[Stored items from a collection]
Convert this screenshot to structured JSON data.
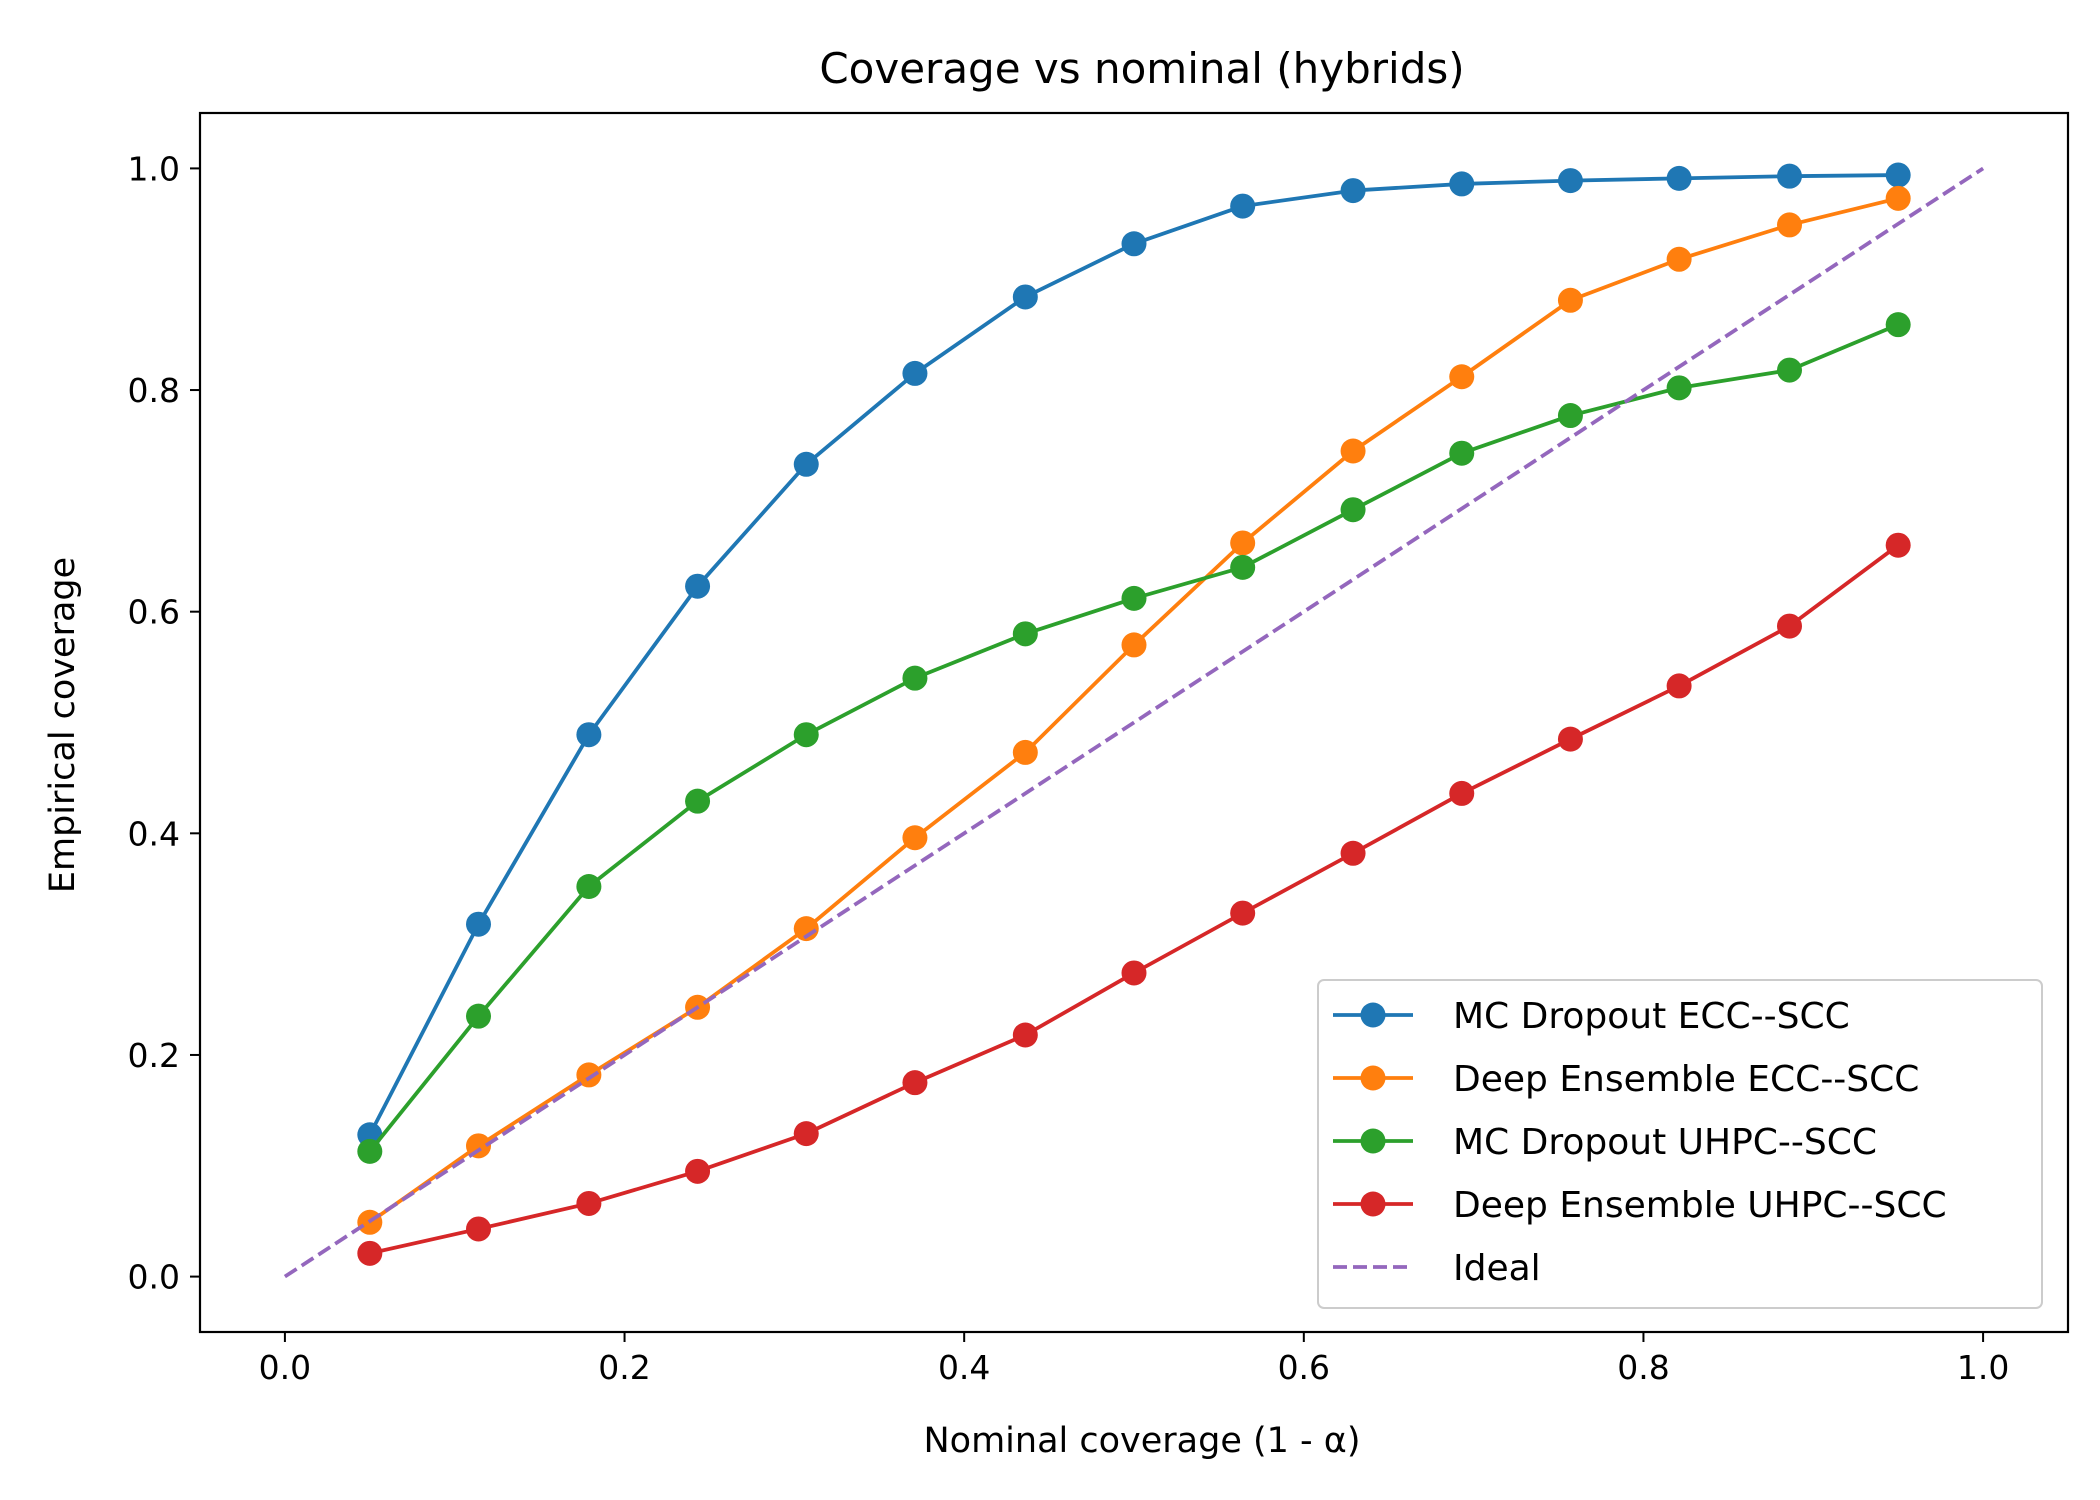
{
  "chart_data": {
    "type": "line",
    "title": "Coverage vs nominal (hybrids)",
    "xlabel": "Nominal coverage (1 - α)",
    "ylabel": "Empirical coverage",
    "xlim": [
      -0.05,
      1.05
    ],
    "ylim": [
      -0.05,
      1.05
    ],
    "xticks": [
      0.0,
      0.2,
      0.4,
      0.6,
      0.8,
      1.0
    ],
    "yticks": [
      0.0,
      0.2,
      0.4,
      0.6,
      0.8,
      1.0
    ],
    "xtick_labels": [
      "0.0",
      "0.2",
      "0.4",
      "0.6",
      "0.8",
      "1.0"
    ],
    "ytick_labels": [
      "0.0",
      "0.2",
      "0.4",
      "0.6",
      "0.8",
      "1.0"
    ],
    "grid": false,
    "legend_position": "lower-right",
    "x": [
      0.05,
      0.114,
      0.179,
      0.243,
      0.307,
      0.371,
      0.436,
      0.5,
      0.564,
      0.629,
      0.693,
      0.757,
      0.821,
      0.886,
      0.95
    ],
    "series": [
      {
        "name": "MC Dropout ECC--SCC",
        "color": "#1f77b4",
        "style": "solid-marker",
        "values": [
          0.128,
          0.318,
          0.489,
          0.623,
          0.733,
          0.815,
          0.884,
          0.932,
          0.966,
          0.98,
          0.986,
          0.989,
          0.991,
          0.993,
          0.994
        ]
      },
      {
        "name": "Deep Ensemble ECC--SCC",
        "color": "#ff7f0e",
        "style": "solid-marker",
        "values": [
          0.049,
          0.118,
          0.182,
          0.243,
          0.314,
          0.396,
          0.473,
          0.57,
          0.662,
          0.745,
          0.812,
          0.881,
          0.918,
          0.949,
          0.973
        ]
      },
      {
        "name": "MC Dropout UHPC--SCC",
        "color": "#2ca02c",
        "style": "solid-marker",
        "values": [
          0.113,
          0.235,
          0.352,
          0.429,
          0.489,
          0.54,
          0.58,
          0.612,
          0.64,
          0.692,
          0.743,
          0.777,
          0.802,
          0.818,
          0.859
        ]
      },
      {
        "name": "Deep Ensemble UHPC--SCC",
        "color": "#d62728",
        "style": "solid-marker",
        "values": [
          0.021,
          0.043,
          0.066,
          0.095,
          0.129,
          0.175,
          0.218,
          0.274,
          0.328,
          0.382,
          0.436,
          0.485,
          0.533,
          0.587,
          0.66
        ]
      },
      {
        "name": "Ideal",
        "color": "#9467bd",
        "style": "dashed",
        "x": [
          0.0,
          1.0
        ],
        "values": [
          0.0,
          1.0
        ]
      }
    ]
  }
}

__What the task asks__: Copy every line from the entries that contains the word "UHPC".

__Reply__:
        "name": "MC Dropout UHPC--SCC",
        "name": "Deep Ensemble UHPC--SCC",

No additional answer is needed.